>> BEGIN
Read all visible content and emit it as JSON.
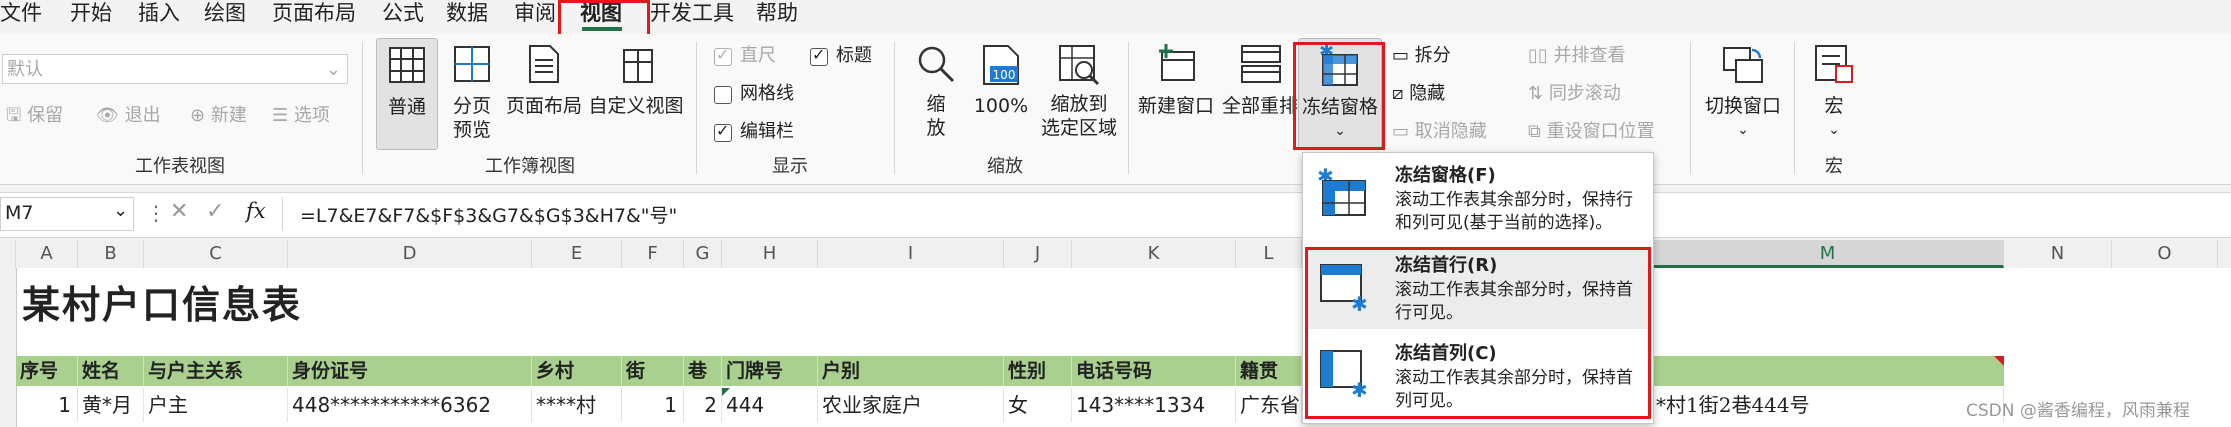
{
  "menu": {
    "items": [
      "文件",
      "开始",
      "插入",
      "绘图",
      "页面布局",
      "公式",
      "数据",
      "审阅",
      "视图",
      "开发工具",
      "帮助"
    ],
    "active": "视图"
  },
  "ribbon": {
    "workbook_views_partial": {
      "style_select": "默认",
      "keep": "保留",
      "exit": "退出",
      "new": "新建",
      "options": "选项",
      "group_label": "工作表视图"
    },
    "workbook_view": {
      "normal": "普通",
      "page_break": "分页\n预览",
      "page_layout": "页面布局",
      "custom": "自定义视图",
      "group_label": "工作簿视图"
    },
    "show": {
      "ruler": "直尺",
      "title": "标题",
      "gridlines": "网格线",
      "formula_bar": "编辑栏",
      "group_label": "显示"
    },
    "zoom": {
      "zoom": "缩\n放",
      "hundred": "100%",
      "zoom_to_selection": "缩放到\n选定区域",
      "group_label": "缩放",
      "hundred_icon_text": "100"
    },
    "window": {
      "new_window": "新建窗口",
      "arrange_all": "全部重排",
      "freeze_panes": "冻结窗格",
      "split": "拆分",
      "hide": "隐藏",
      "unhide": "取消隐藏",
      "side_by_side": "并排查看",
      "sync_scroll": "同步滚动",
      "reset_position": "重设窗口位置",
      "switch_windows": "切换窗口"
    },
    "macros": {
      "macros": "宏",
      "group_label": "宏"
    }
  },
  "formula_bar": {
    "name_box": "M7",
    "fx": "fx",
    "formula": "=L7&E7&F7&$F$3&G7&$G$3&H7&\"号\""
  },
  "columns": [
    "A",
    "B",
    "C",
    "D",
    "E",
    "F",
    "G",
    "H",
    "I",
    "J",
    "K",
    "L",
    "M",
    "N",
    "O"
  ],
  "sheet": {
    "title": "某村户口信息表",
    "headers": [
      "序号",
      "姓名",
      "与户主关系",
      "身份证号",
      "乡村",
      "街",
      "巷",
      "门牌号",
      "户别",
      "性别",
      "电话号码",
      "籍贯"
    ],
    "row": [
      "1",
      "黄*月",
      "户主",
      "448***********6362",
      "****村",
      "1",
      "2",
      "444",
      "农业家庭户",
      "女",
      "143****1334",
      "广东省"
    ],
    "m_value": "*村1街2巷444号"
  },
  "dropdown": {
    "items": [
      {
        "title": "冻结窗格(F)",
        "desc": "滚动工作表其余部分时，保持行和列可见(基于当前的选择)。"
      },
      {
        "title": "冻结首行(R)",
        "desc": "滚动工作表其余部分时，保持首行可见。"
      },
      {
        "title": "冻结首列(C)",
        "desc": "滚动工作表其余部分时，保持首列可见。"
      }
    ]
  },
  "watermark": "CSDN @酱香编程，风雨兼程",
  "colors": {
    "accent": "#217346",
    "highlight_red": "#e0191d",
    "header_green": "#a9d08e",
    "icon_blue": "#1e7bd2"
  }
}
>> END
=== What is required ===
Copy every line above that holds the word "滚动工作表其余部分时".

=== Answer in full ===
        "desc": "滚动工作表其余部分时，保持行和列可见(基于当前的选择)。"
        "desc": "滚动工作表其余部分时，保持首行可见。"
        "desc": "滚动工作表其余部分时，保持首列可见。"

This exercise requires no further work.